▶ _YOUR INSTRUCTIONS_:
Images excluded, repeat each entry below exactly.

▶ _TASK INPUTS_:
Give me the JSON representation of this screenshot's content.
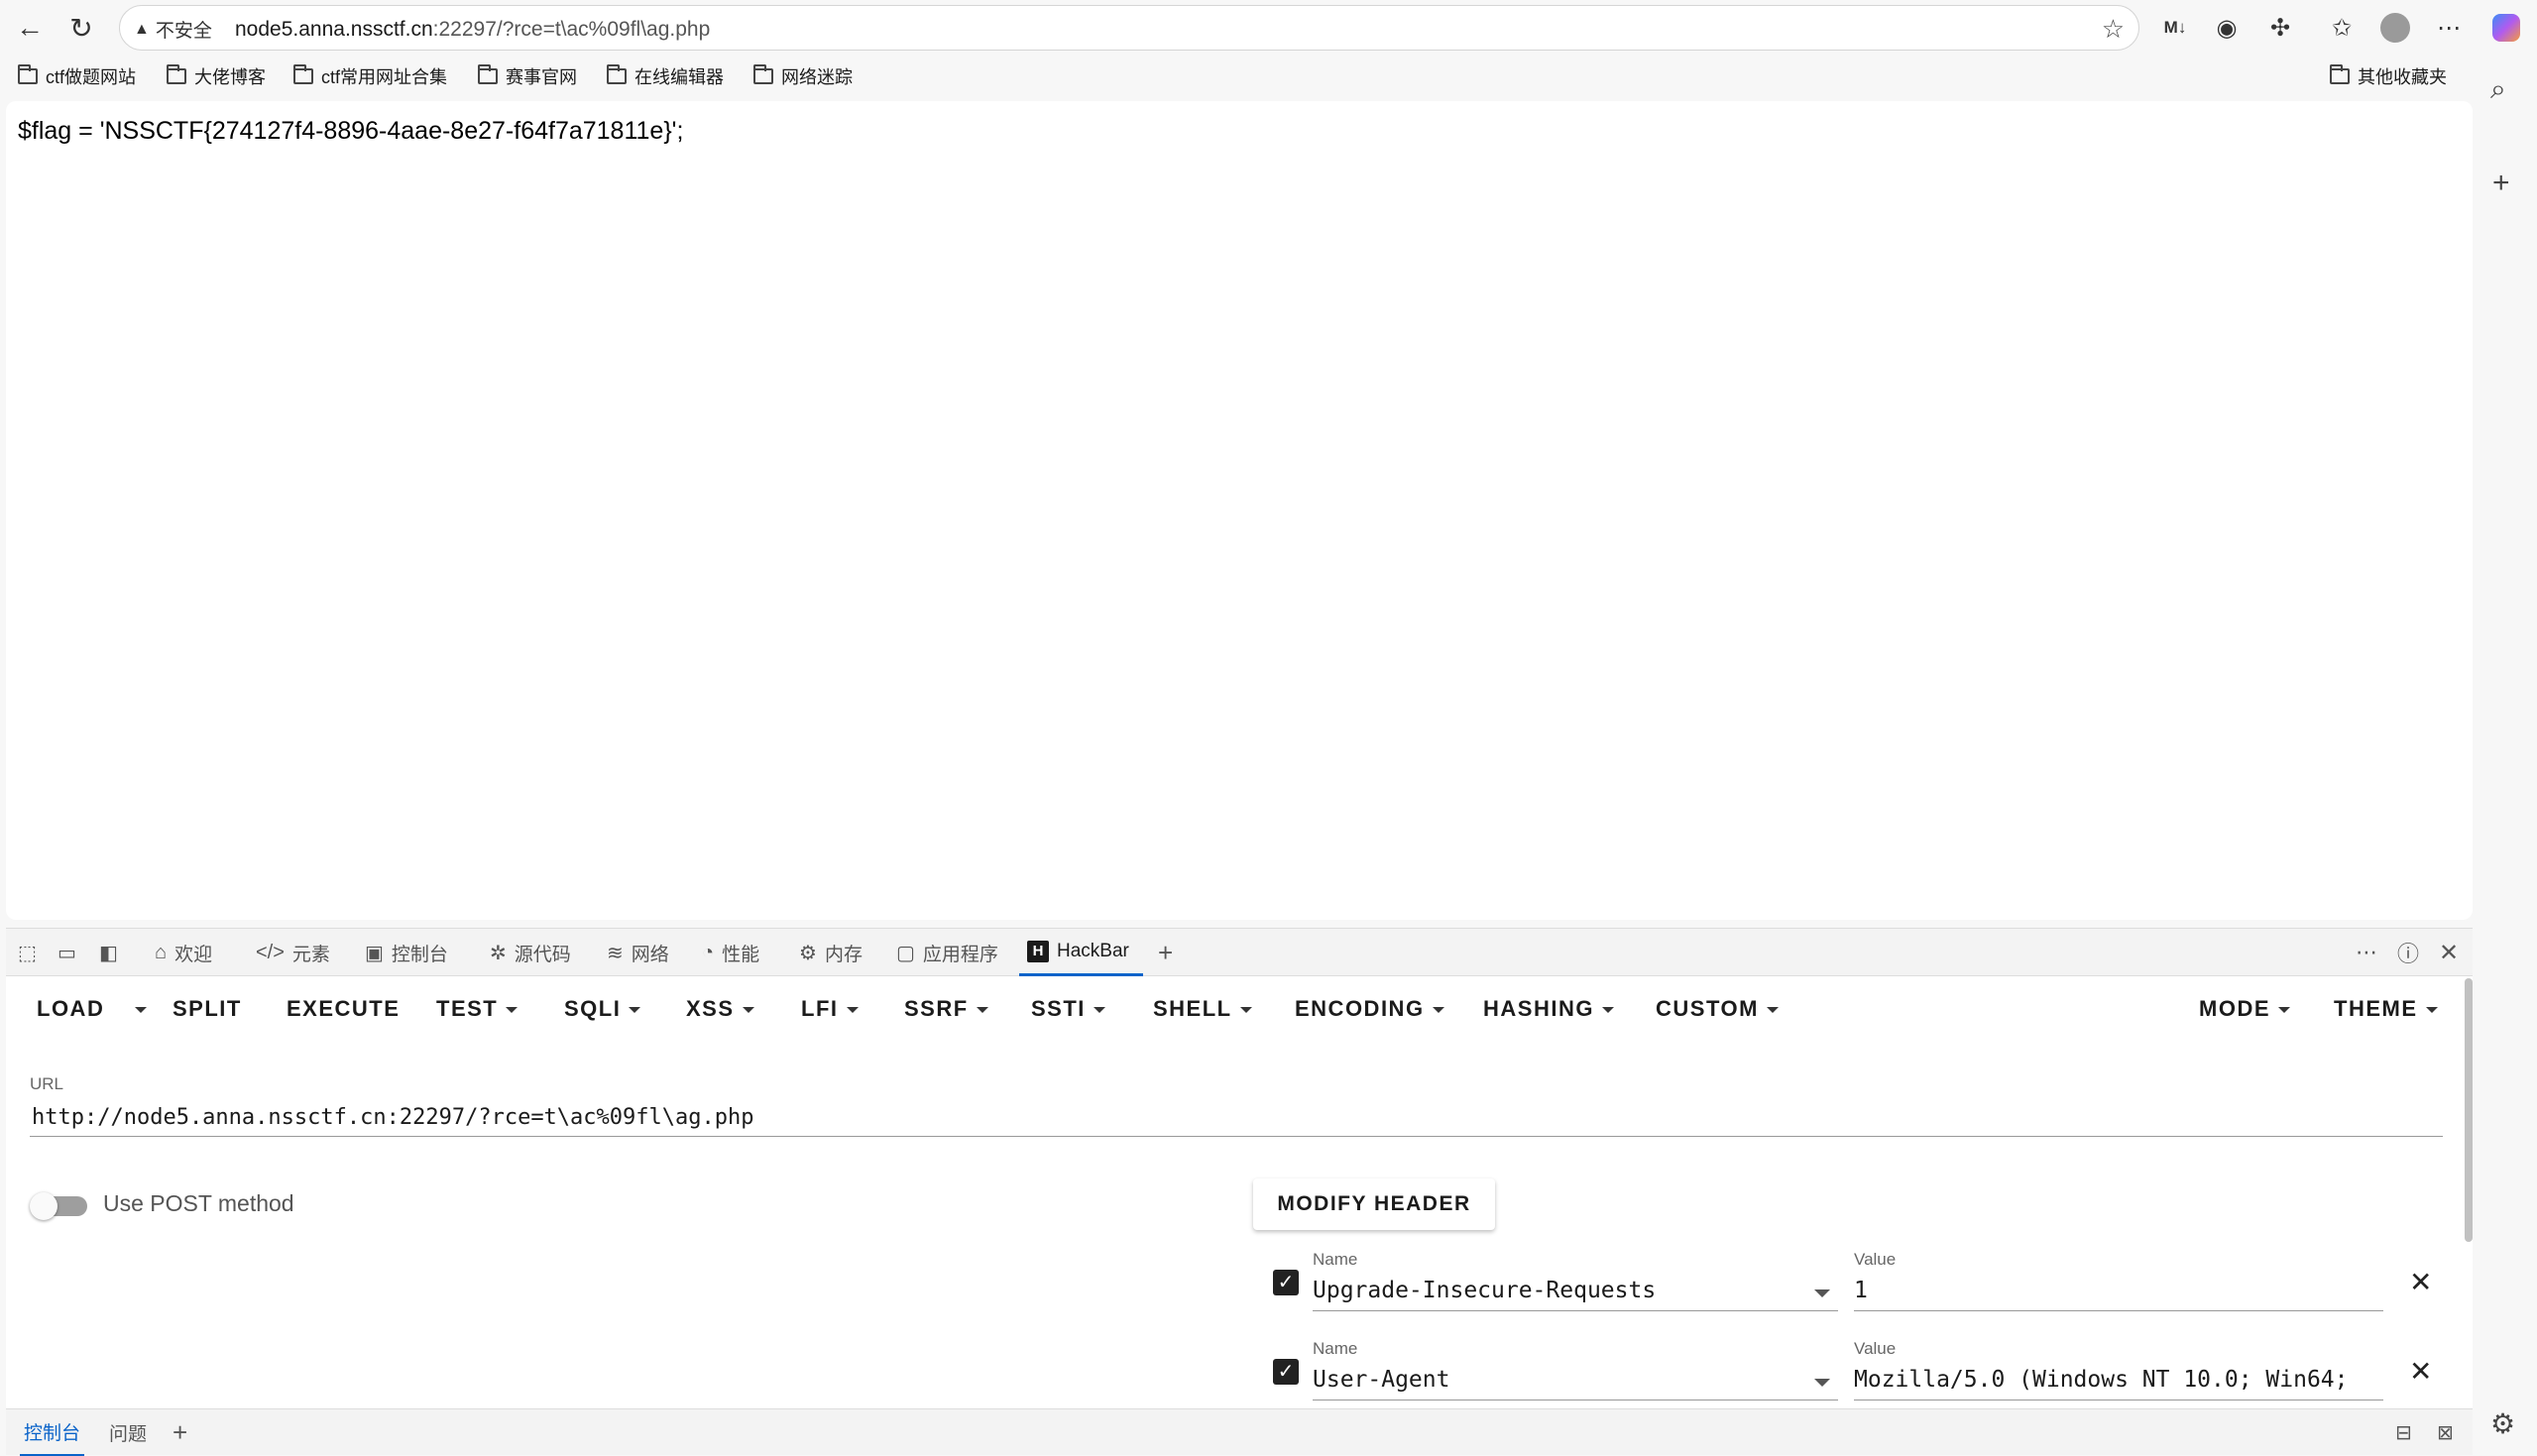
{
  "browser": {
    "insecure_label": "不安全",
    "url_host": "node5.anna.nssctf.cn",
    "url_rest": ":22297/?rce=t\\ac%09fl\\ag.php"
  },
  "bookmarks": [
    {
      "label": "ctf做题网站"
    },
    {
      "label": "大佬博客"
    },
    {
      "label": "ctf常用网址合集"
    },
    {
      "label": "赛事官网"
    },
    {
      "label": "在线编辑器"
    },
    {
      "label": "网络迷踪"
    }
  ],
  "other_bookmarks": "其他收藏夹",
  "page": {
    "flag_text": "$flag = 'NSSCTF{274127f4-8896-4aae-8e27-f64f7a71811e}';"
  },
  "devtools": {
    "tabs": [
      {
        "label": "欢迎",
        "icon": "home-icon"
      },
      {
        "label": "元素",
        "icon": "code-icon"
      },
      {
        "label": "控制台",
        "icon": "console-icon"
      },
      {
        "label": "源代码",
        "icon": "bug-icon"
      },
      {
        "label": "网络",
        "icon": "wifi-icon"
      },
      {
        "label": "性能",
        "icon": "gauge-icon"
      },
      {
        "label": "内存",
        "icon": "chip-icon"
      },
      {
        "label": "应用程序",
        "icon": "app-icon"
      },
      {
        "label": "HackBar",
        "icon": "hackbar-icon"
      }
    ],
    "drawer_tabs": [
      "控制台",
      "问题"
    ]
  },
  "hackbar": {
    "toolbar": {
      "load": "LOAD",
      "split": "SPLIT",
      "execute": "EXECUTE",
      "test": "TEST",
      "sqli": "SQLI",
      "xss": "XSS",
      "lfi": "LFI",
      "ssrf": "SSRF",
      "ssti": "SSTI",
      "shell": "SHELL",
      "encoding": "ENCODING",
      "hashing": "HASHING",
      "custom": "CUSTOM",
      "mode": "MODE",
      "theme": "THEME"
    },
    "url_label": "URL",
    "url_value": "http://node5.anna.nssctf.cn:22297/?rce=t\\ac%09fl\\ag.php",
    "post_label": "Use POST method",
    "modify_header": "MODIFY HEADER",
    "headers": [
      {
        "name_label": "Name",
        "name": "Upgrade-Insecure-Requests",
        "value_label": "Value",
        "value": "1"
      },
      {
        "name_label": "Name",
        "name": "User-Agent",
        "value_label": "Value",
        "value": "Mozilla/5.0 (Windows NT 10.0; Win64;"
      }
    ]
  }
}
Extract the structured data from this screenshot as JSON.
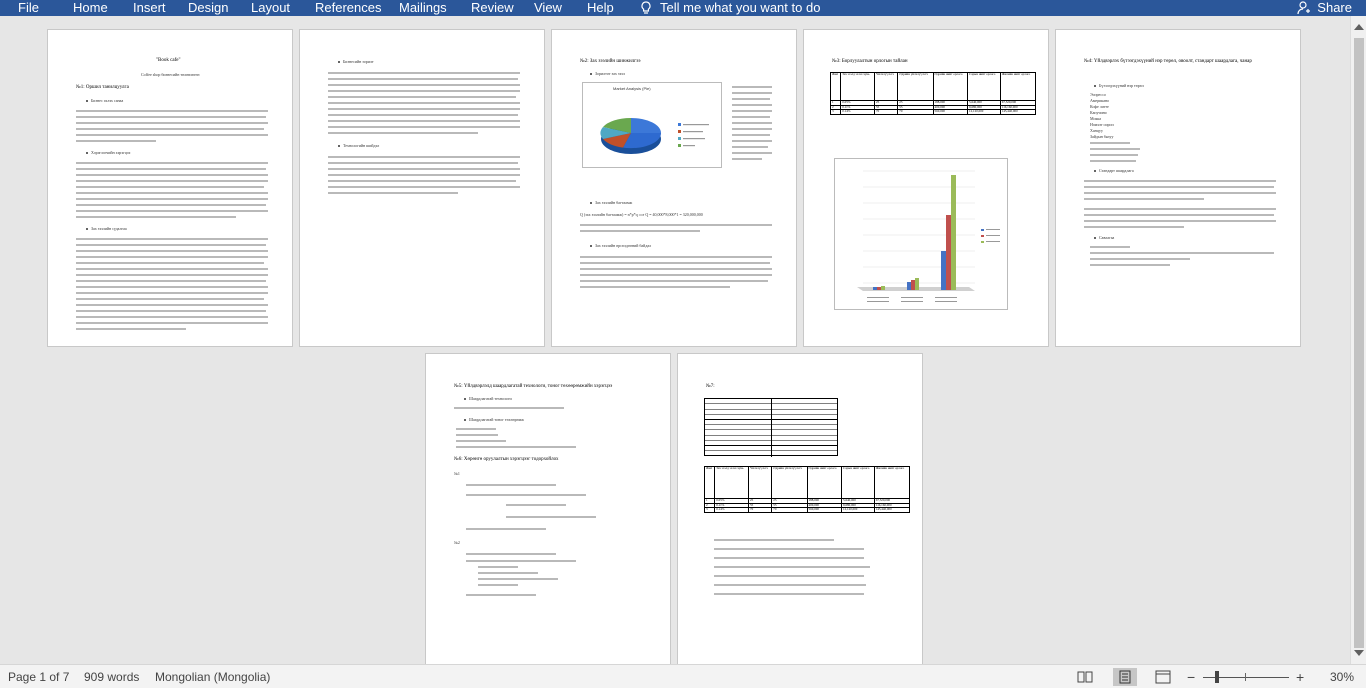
{
  "menu": {
    "file": "File",
    "tabs": [
      "Home",
      "Insert",
      "Design",
      "Layout",
      "References",
      "Mailings",
      "Review",
      "View",
      "Help"
    ],
    "tell_me": "Tell me what you want to do",
    "share": "Share"
  },
  "doc": {
    "p1": {
      "title": "\"Book cafe\"",
      "subtitle": "Coffee shop бизнесийн төлөвлөгөө",
      "section": "№1: Оршил танилцуулга",
      "bullet1": "Бизнес эхлэх санаа",
      "bullet2": "Хэрэглэгчийн хэрэгцээ",
      "bullet3": "Зах зээлийн судалгаа"
    },
    "p2": {
      "bullet1": "Бизнесийн зорилт",
      "bullet2": "Технологийн шийдэл"
    },
    "p3": {
      "section": "№2: Зах зээлийн шинжилгээ",
      "bullet1": "Зорилтот зах зээл",
      "chart_title": "Market Analysis (Pie)",
      "formula": "Q (зах зээлийн багтаамж) = n*p*q  ⟹  Q = 40,000*8,000*1 = 320,000,000",
      "bullet2": "Зах зээлийн багтаамж",
      "bullet3": "Зах зээлийн өрсөлдөөний байдал"
    },
    "p4": {
      "section": "№3: Борлуулалтын орлогын тайлан",
      "table_headers": [
        "Жил",
        "Зах зээлд эзлэх хувь",
        "Үйлчлүүлэгч",
        "Өдрийн үйлчлүүлэгч",
        "Өдрийн нийт орлого",
        "Сарын нийт орлого",
        "Жилийн нийт орлого"
      ],
      "table_rows": [
        [
          "1",
          "0.05%",
          "25",
          "25",
          "188,000",
          "5,640,000",
          "67,520,000"
        ],
        [
          "2",
          "0.11%",
          "55",
          "55",
          "400,000",
          "9,680,000",
          "116,160,000"
        ],
        [
          "3",
          "0.14%",
          "70",
          "70",
          "560,000",
          "12,120,000",
          "145,440,000"
        ]
      ]
    },
    "p5": {
      "section": "№4: Үйлдвэрлэх бүтээгдэхүүний нэр төрөл, овоолт, стандарт шаардлага, чанар",
      "sub1": "Бүтээгдэхүүний нэр төрөл",
      "items": [
        "Эспрессо",
        "Американо",
        "Кофе латте",
        "Капучино",
        "Мокка",
        "Нэмэлт сироп",
        "Ханцуу",
        "Зайдын бялуу"
      ],
      "sub2": "Стандарт шаардлага",
      "sub3": "Савлагаа"
    },
    "p6": {
      "section": "№5: Үйлдвэрлэлд шаардлагатай технологи, тоног төхөөрөмжийн хэрэгцээ",
      "bullet1": "Шаардлагатай технологи",
      "bullet2": "Шаардлагатай тоног төхөөрөмж",
      "section2": "№6: Хөрөнгө оруулалтын хэрэгцээг тодорхойлох",
      "n1": "№1",
      "n2": "№2"
    },
    "p7": {
      "section": "№7:"
    }
  },
  "status": {
    "page": "Page 1 of 7",
    "words": "909 words",
    "language": "Mongolian (Mongolia)",
    "zoom_minus": "−",
    "zoom_plus": "+",
    "zoom": "30%"
  },
  "colors": {
    "ribbon": "#2b579a",
    "status_bg": "#f3f3f3",
    "canvas": "#e6e6e6"
  }
}
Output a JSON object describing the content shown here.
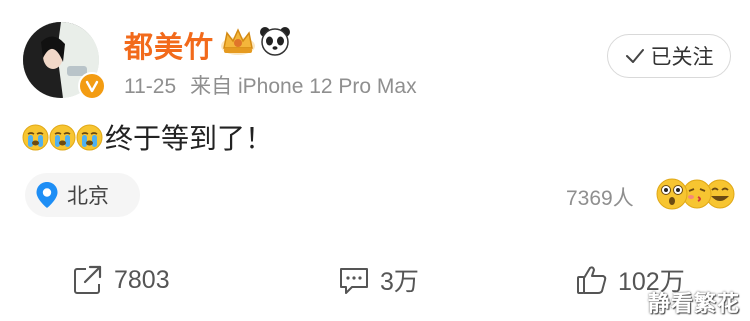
{
  "post": {
    "author": {
      "name": "都美竹",
      "badges": [
        "crown-icon",
        "panda-icon"
      ],
      "verified_badge": "orange-v-badge"
    },
    "meta": {
      "date": "11-25",
      "source": "来自 iPhone 12 Pro Max"
    },
    "follow_button": {
      "label": "已关注",
      "icon": "check-icon"
    },
    "content": {
      "emojis": [
        "crying-face",
        "crying-face",
        "crying-face"
      ],
      "text": "终于等到了！"
    },
    "location": {
      "label": "北京",
      "icon": "location-pin-icon"
    },
    "stats": {
      "reads": "7369人",
      "reaction_icons": [
        "surprised-face",
        "kiss-face",
        "grinning-face"
      ]
    },
    "actions": {
      "share": {
        "count": "7803",
        "icon": "share-icon"
      },
      "comment": {
        "count": "3万",
        "icon": "comment-icon"
      },
      "like": {
        "count": "102万",
        "icon": "thumbs-up-icon"
      }
    }
  },
  "watermark": "静看繁花",
  "colors": {
    "username": "#f26a1b",
    "meta_gray": "#8f8f8f",
    "location_pin": "#1e8ef5",
    "badge_orange": "#f39c12"
  }
}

▶ _ANSWER_:
Give me the JSON representation of this screenshot's content.
{
  "browser": {
    "insecure_label": "不安全",
    "url_host": "node5.anna.nssctf.cn",
    "url_rest": ":22297/?rce=t\\ac%09fl\\ag.php"
  },
  "bookmarks": [
    {
      "label": "ctf做题网站"
    },
    {
      "label": "大佬博客"
    },
    {
      "label": "ctf常用网址合集"
    },
    {
      "label": "赛事官网"
    },
    {
      "label": "在线编辑器"
    },
    {
      "label": "网络迷踪"
    }
  ],
  "other_bookmarks": "其他收藏夹",
  "page": {
    "flag_text": "$flag = 'NSSCTF{274127f4-8896-4aae-8e27-f64f7a71811e}';"
  },
  "devtools": {
    "tabs": [
      {
        "label": "欢迎",
        "icon": "home-icon"
      },
      {
        "label": "元素",
        "icon": "code-icon"
      },
      {
        "label": "控制台",
        "icon": "console-icon"
      },
      {
        "label": "源代码",
        "icon": "bug-icon"
      },
      {
        "label": "网络",
        "icon": "wifi-icon"
      },
      {
        "label": "性能",
        "icon": "gauge-icon"
      },
      {
        "label": "内存",
        "icon": "chip-icon"
      },
      {
        "label": "应用程序",
        "icon": "app-icon"
      },
      {
        "label": "HackBar",
        "icon": "hackbar-icon"
      }
    ],
    "drawer_tabs": [
      "控制台",
      "问题"
    ]
  },
  "hackbar": {
    "toolbar": {
      "load": "LOAD",
      "split": "SPLIT",
      "execute": "EXECUTE",
      "test": "TEST",
      "sqli": "SQLI",
      "xss": "XSS",
      "lfi": "LFI",
      "ssrf": "SSRF",
      "ssti": "SSTI",
      "shell": "SHELL",
      "encoding": "ENCODING",
      "hashing": "HASHING",
      "custom": "CUSTOM",
      "mode": "MODE",
      "theme": "THEME"
    },
    "url_label": "URL",
    "url_value": "http://node5.anna.nssctf.cn:22297/?rce=t\\ac%09fl\\ag.php",
    "post_label": "Use POST method",
    "modify_header": "MODIFY HEADER",
    "headers": [
      {
        "name_label": "Name",
        "name": "Upgrade-Insecure-Requests",
        "value_label": "Value",
        "value": "1"
      },
      {
        "name_label": "Name",
        "name": "User-Agent",
        "value_label": "Value",
        "value": "Mozilla/5.0 (Windows NT 10.0; Win64;"
      }
    ]
  }
}
Extract the structured data from this screenshot as JSON.
{
  "menu": {
    "file": "File",
    "tabs": [
      "Home",
      "Insert",
      "Design",
      "Layout",
      "References",
      "Mailings",
      "Review",
      "View",
      "Help"
    ],
    "tell_me": "Tell me what you want to do",
    "share": "Share"
  },
  "doc": {
    "p1": {
      "title": "\"Book cafe\"",
      "subtitle": "Coffee shop бизнесийн төлөвлөгөө",
      "section": "№1: Оршил танилцуулга",
      "bullet1": "Бизнес эхлэх санаа",
      "bullet2": "Хэрэглэгчийн хэрэгцээ",
      "bullet3": "Зах зээлийн судалгаа"
    },
    "p2": {
      "bullet1": "Бизнесийн зорилт",
      "bullet2": "Технологийн шийдэл"
    },
    "p3": {
      "section": "№2: Зах зээлийн шинжилгээ",
      "bullet1": "Зорилтот зах зээл",
      "chart_title": "Market Analysis (Pie)",
      "formula": "Q (зах зээлийн багтаамж) = n*p*q  ⟹  Q = 40,000*8,000*1 = 320,000,000",
      "bullet2": "Зах зээлийн багтаамж",
      "bullet3": "Зах зээлийн өрсөлдөөний байдал"
    },
    "p4": {
      "section": "№3: Борлуулалтын орлогын тайлан",
      "table_headers": [
        "Жил",
        "Зах зээлд эзлэх хувь",
        "Үйлчлүүлэгч",
        "Өдрийн үйлчлүүлэгч",
        "Өдрийн нийт орлого",
        "Сарын нийт орлого",
        "Жилийн нийт орлого"
      ],
      "table_rows": [
        [
          "1",
          "0.05%",
          "25",
          "25",
          "188,000",
          "5,640,000",
          "67,520,000"
        ],
        [
          "2",
          "0.11%",
          "55",
          "55",
          "400,000",
          "9,680,000",
          "116,160,000"
        ],
        [
          "3",
          "0.14%",
          "70",
          "70",
          "560,000",
          "12,120,000",
          "145,440,000"
        ]
      ]
    },
    "p5": {
      "section": "№4: Үйлдвэрлэх бүтээгдэхүүний нэр төрөл, овоолт, стандарт шаардлага, чанар",
      "sub1": "Бүтээгдэхүүний нэр төрөл",
      "items": [
        "Эспрессо",
        "Американо",
        "Кофе латте",
        "Капучино",
        "Мокка",
        "Нэмэлт сироп",
        "Ханцуу",
        "Зайдын бялуу"
      ],
      "sub2": "Стандарт шаардлага",
      "sub3": "Савлагаа"
    },
    "p6": {
      "section": "№5: Үйлдвэрлэлд шаардлагатай технологи, тоног төхөөрөмжийн хэрэгцээ",
      "bullet1": "Шаардлагатай технологи",
      "bullet2": "Шаардлагатай тоног төхөөрөмж",
      "section2": "№6: Хөрөнгө оруулалтын хэрэгцээг тодорхойлох",
      "n1": "№1",
      "n2": "№2"
    },
    "p7": {
      "section": "№7:"
    }
  },
  "status": {
    "page": "Page 1 of 7",
    "words": "909 words",
    "language": "Mongolian (Mongolia)",
    "zoom_minus": "−",
    "zoom_plus": "+",
    "zoom": "30%"
  },
  "colors": {
    "ribbon": "#2b579a",
    "status_bg": "#f3f3f3",
    "canvas": "#e6e6e6"
  }
}
Output a JSON object describing the content shown here.
{
  "post": {
    "author": {
      "name": "都美竹",
      "badges": [
        "crown-icon",
        "panda-icon"
      ],
      "verified_badge": "orange-v-badge"
    },
    "meta": {
      "date": "11-25",
      "source": "来自 iPhone 12 Pro Max"
    },
    "follow_button": {
      "label": "已关注",
      "icon": "check-icon"
    },
    "content": {
      "emojis": [
        "crying-face",
        "crying-face",
        "crying-face"
      ],
      "text": "终于等到了！"
    },
    "location": {
      "label": "北京",
      "icon": "location-pin-icon"
    },
    "stats": {
      "reads": "7369人",
      "reaction_icons": [
        "surprised-face",
        "kiss-face",
        "grinning-face"
      ]
    },
    "actions": {
      "share": {
        "count": "7803",
        "icon": "share-icon"
      },
      "comment": {
        "count": "3万",
        "icon": "comment-icon"
      },
      "like": {
        "count": "102万",
        "icon": "thumbs-up-icon"
      }
    }
  },
  "watermark": "静看繁花",
  "colors": {
    "username": "#f26a1b",
    "meta_gray": "#8f8f8f",
    "location_pin": "#1e8ef5",
    "badge_orange": "#f39c12"
  }
}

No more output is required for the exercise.